• [WORK REQUIRED] Omit the pictures from the entries below and retype everything else exactly.

• [RECORDED DATA]
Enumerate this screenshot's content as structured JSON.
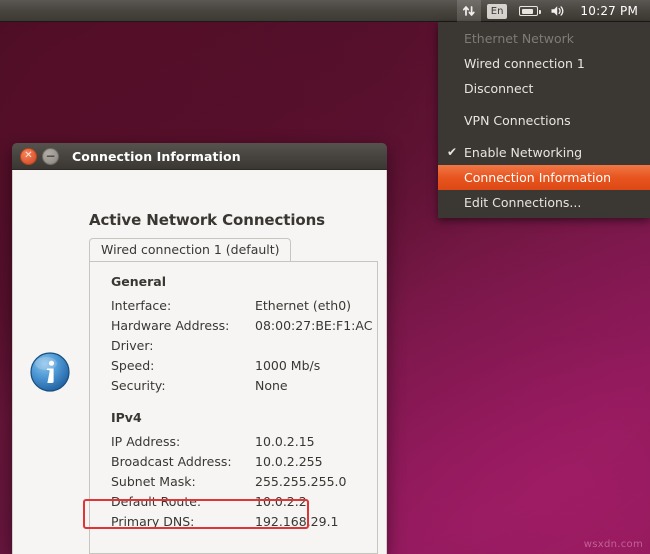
{
  "panel": {
    "network_icon": "network-updown-icon",
    "keyboard_layout": "En",
    "battery_icon": "battery-icon",
    "volume_icon": "volume-icon",
    "clock": "10:27 PM"
  },
  "network_menu": {
    "items": [
      {
        "label": "Ethernet Network",
        "state": "disabled",
        "checked": false
      },
      {
        "label": "Wired connection 1",
        "state": "normal",
        "checked": false
      },
      {
        "label": "Disconnect",
        "state": "normal",
        "checked": false
      },
      {
        "separator": true
      },
      {
        "label": "VPN Connections",
        "state": "normal",
        "checked": false
      },
      {
        "separator": true
      },
      {
        "label": "Enable Networking",
        "state": "normal",
        "checked": true
      },
      {
        "label": "Connection Information",
        "state": "selected",
        "checked": false
      },
      {
        "label": "Edit Connections...",
        "state": "normal",
        "checked": false
      }
    ],
    "check_glyph": "✔",
    "highlight_color": "#dd4814"
  },
  "dialog": {
    "title": "Connection Information",
    "close_glyph": "✕",
    "minimize_glyph": "−",
    "heading": "Active Network Connections",
    "info_icon": "info-icon",
    "tab": {
      "label": "Wired connection 1 (default)"
    },
    "sections": [
      {
        "title": "General",
        "rows": [
          {
            "key": "Interface:",
            "value": "Ethernet (eth0)"
          },
          {
            "key": "Hardware Address:",
            "value": "08:00:27:BE:F1:AC"
          },
          {
            "key": "Driver:",
            "value": ""
          },
          {
            "key": "Speed:",
            "value": "1000 Mb/s"
          },
          {
            "key": "Security:",
            "value": "None"
          }
        ]
      },
      {
        "title": "IPv4",
        "rows": [
          {
            "key": "IP Address:",
            "value": "10.0.2.15"
          },
          {
            "key": "Broadcast Address:",
            "value": "10.0.2.255"
          },
          {
            "key": "Subnet Mask:",
            "value": "255.255.255.0"
          },
          {
            "key": "Default Route:",
            "value": "10.0.2.2",
            "highlighted": true
          },
          {
            "key": "Primary DNS:",
            "value": "192.168.29.1"
          }
        ]
      }
    ]
  },
  "annotation": {
    "highlight_color": "#e03535"
  },
  "desktop": {
    "watermark": "wsxdn.com"
  }
}
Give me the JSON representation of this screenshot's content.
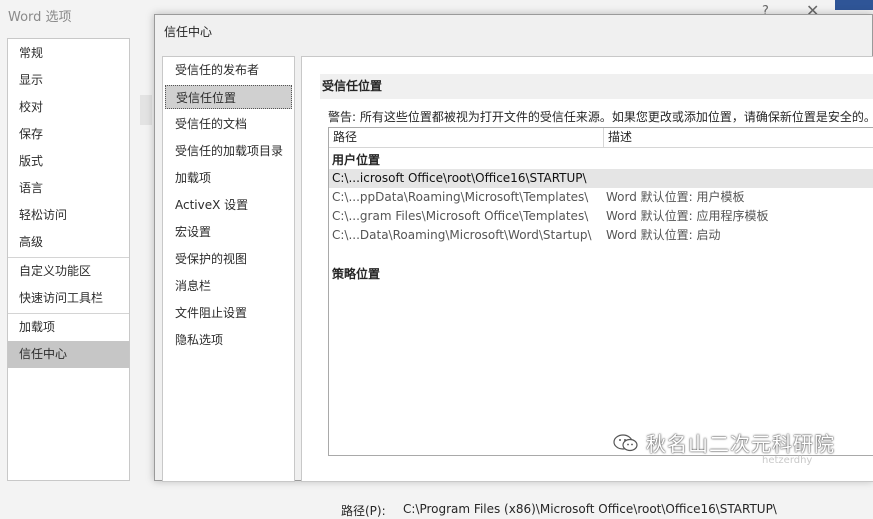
{
  "word_options": {
    "title": "Word 选项",
    "help_icon": "?",
    "close_icon": "✕",
    "nav": [
      "常规",
      "显示",
      "校对",
      "保存",
      "版式",
      "语言",
      "轻松访问",
      "高级",
      "自定义功能区",
      "快速访问工具栏",
      "加载项",
      "信任中心"
    ],
    "active_nav": "信任中心"
  },
  "trust_center": {
    "title": "信任中心",
    "nav": [
      "受信任的发布者",
      "受信任位置",
      "受信任的文档",
      "受信任的加载项目录",
      "加载项",
      "ActiveX 设置",
      "宏设置",
      "受保护的视图",
      "消息栏",
      "文件阻止设置",
      "隐私选项"
    ],
    "active_nav": "受信任位置",
    "section_heading": "受信任位置",
    "warning": "警告: 所有这些位置都被视为打开文件的受信任来源。如果您更改或添加位置，请确保新位置是安全的。",
    "table": {
      "columns": [
        "路径",
        "描述"
      ],
      "user_group": "用户位置",
      "rows": [
        {
          "path": "C:\\...icrosoft Office\\root\\Office16\\STARTUP\\",
          "desc": ""
        },
        {
          "path": "C:\\...ppData\\Roaming\\Microsoft\\Templates\\",
          "desc": "Word 默认位置: 用户模板"
        },
        {
          "path": "C:\\...gram Files\\Microsoft Office\\Templates\\",
          "desc": "Word 默认位置: 应用程序模板"
        },
        {
          "path": "C:\\...Data\\Roaming\\Microsoft\\Word\\Startup\\",
          "desc": "Word 默认位置: 启动"
        }
      ],
      "policy_group": "策略位置"
    },
    "path_label": "路径(P):",
    "path_value": "C:\\Program Files (x86)\\Microsoft Office\\root\\Office16\\STARTUP\\"
  },
  "watermark": {
    "text": "秋名山二次元科研院",
    "subtext": "hetzerdhy"
  },
  "colors": {
    "accent": "#2f5597",
    "selected_row": "#e5e5e5",
    "active_nav": "#c6c6c6"
  }
}
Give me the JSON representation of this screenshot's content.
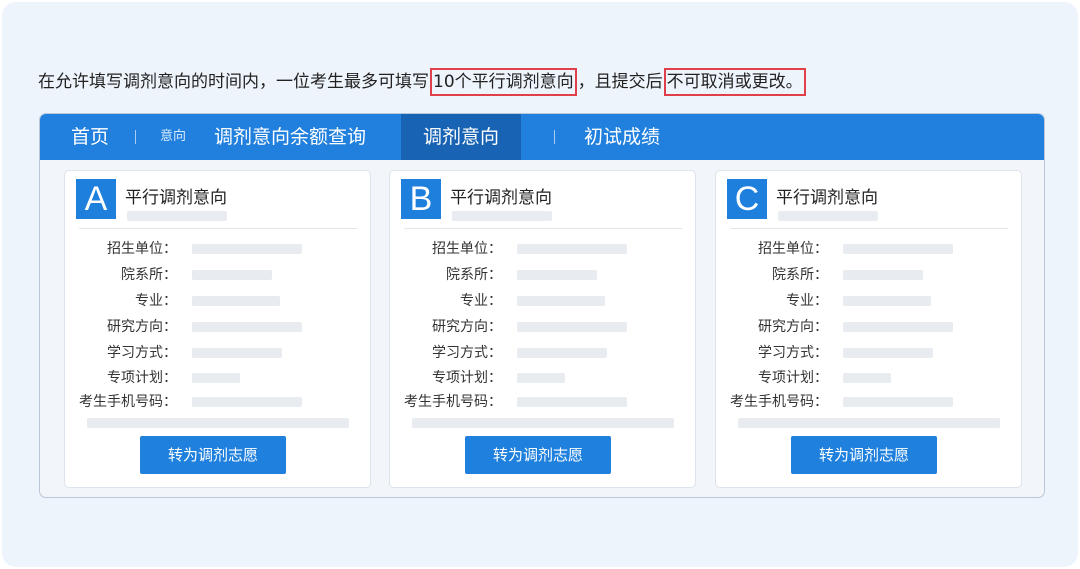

• [FULL OUTPUT]
Enumerate this screenshot's content as structured JSON.
{
  "panel": {
    "network_icon": "network-updown-icon",
    "keyboard_layout": "En",
    "battery_icon": "battery-icon",
    "volume_icon": "volume-icon",
    "clock": "10:27 PM"
  },
  "network_menu": {
    "items": [
      {
        "label": "Ethernet Network",
        "state": "disabled",
        "checked": false
      },
      {
        "label": "Wired connection 1",
        "state": "normal",
        "checked": false
      },
      {
        "label": "Disconnect",
        "state": "normal",
        "checked": false
      },
      {
        "separator": true
      },
      {
        "label": "VPN Connections",
        "state": "normal",
        "checked": false
      },
      {
        "separator": true
      },
      {
        "label": "Enable Networking",
        "state": "normal",
        "checked": true
      },
      {
        "label": "Connection Information",
        "state": "selected",
        "checked": false
      },
      {
        "label": "Edit Connections...",
        "state": "normal",
        "checked": false
      }
    ],
    "check_glyph": "✔",
    "highlight_color": "#dd4814"
  },
  "dialog": {
    "title": "Connection Information",
    "close_glyph": "✕",
    "minimize_glyph": "−",
    "heading": "Active Network Connections",
    "info_icon": "info-icon",
    "tab": {
      "label": "Wired connection 1 (default)"
    },
    "sections": [
      {
        "title": "General",
        "rows": [
          {
            "key": "Interface:",
            "value": "Ethernet (eth0)"
          },
          {
            "key": "Hardware Address:",
            "value": "08:00:27:BE:F1:AC"
          },
          {
            "key": "Driver:",
            "value": ""
          },
          {
            "key": "Speed:",
            "value": "1000 Mb/s"
          },
          {
            "key": "Security:",
            "value": "None"
          }
        ]
      },
      {
        "title": "IPv4",
        "rows": [
          {
            "key": "IP Address:",
            "value": "10.0.2.15"
          },
          {
            "key": "Broadcast Address:",
            "value": "10.0.2.255"
          },
          {
            "key": "Subnet Mask:",
            "value": "255.255.255.0"
          },
          {
            "key": "Default Route:",
            "value": "10.0.2.2",
            "highlighted": true
          },
          {
            "key": "Primary DNS:",
            "value": "192.168.29.1"
          }
        ]
      }
    ]
  },
  "annotation": {
    "highlight_color": "#e03535"
  },
  "desktop": {
    "watermark": "wsxdn.com"
  }
}
Give me the JSON representation of this screenshot's content.
{
  "word_options": {
    "title": "Word 选项",
    "help_icon": "?",
    "close_icon": "✕",
    "nav": [
      "常规",
      "显示",
      "校对",
      "保存",
      "版式",
      "语言",
      "轻松访问",
      "高级",
      "自定义功能区",
      "快速访问工具栏",
      "加载项",
      "信任中心"
    ],
    "active_nav": "信任中心"
  },
  "trust_center": {
    "title": "信任中心",
    "nav": [
      "受信任的发布者",
      "受信任位置",
      "受信任的文档",
      "受信任的加载项目录",
      "加载项",
      "ActiveX 设置",
      "宏设置",
      "受保护的视图",
      "消息栏",
      "文件阻止设置",
      "隐私选项"
    ],
    "active_nav": "受信任位置",
    "section_heading": "受信任位置",
    "warning": "警告: 所有这些位置都被视为打开文件的受信任来源。如果您更改或添加位置，请确保新位置是安全的。",
    "table": {
      "columns": [
        "路径",
        "描述"
      ],
      "user_group": "用户位置",
      "rows": [
        {
          "path": "C:\\...icrosoft Office\\root\\Office16\\STARTUP\\",
          "desc": ""
        },
        {
          "path": "C:\\...ppData\\Roaming\\Microsoft\\Templates\\",
          "desc": "Word 默认位置: 用户模板"
        },
        {
          "path": "C:\\...gram Files\\Microsoft Office\\Templates\\",
          "desc": "Word 默认位置: 应用程序模板"
        },
        {
          "path": "C:\\...Data\\Roaming\\Microsoft\\Word\\Startup\\",
          "desc": "Word 默认位置: 启动"
        }
      ],
      "policy_group": "策略位置"
    },
    "path_label": "路径(P):",
    "path_value": "C:\\Program Files (x86)\\Microsoft Office\\root\\Office16\\STARTUP\\"
  },
  "watermark": {
    "text": "秋名山二次元科研院",
    "subtext": "hetzerdhy"
  },
  "colors": {
    "accent": "#2f5597",
    "selected_row": "#e5e5e5",
    "active_nav": "#c6c6c6"
  }
}
Give me the JSON representation of this screenshot's content.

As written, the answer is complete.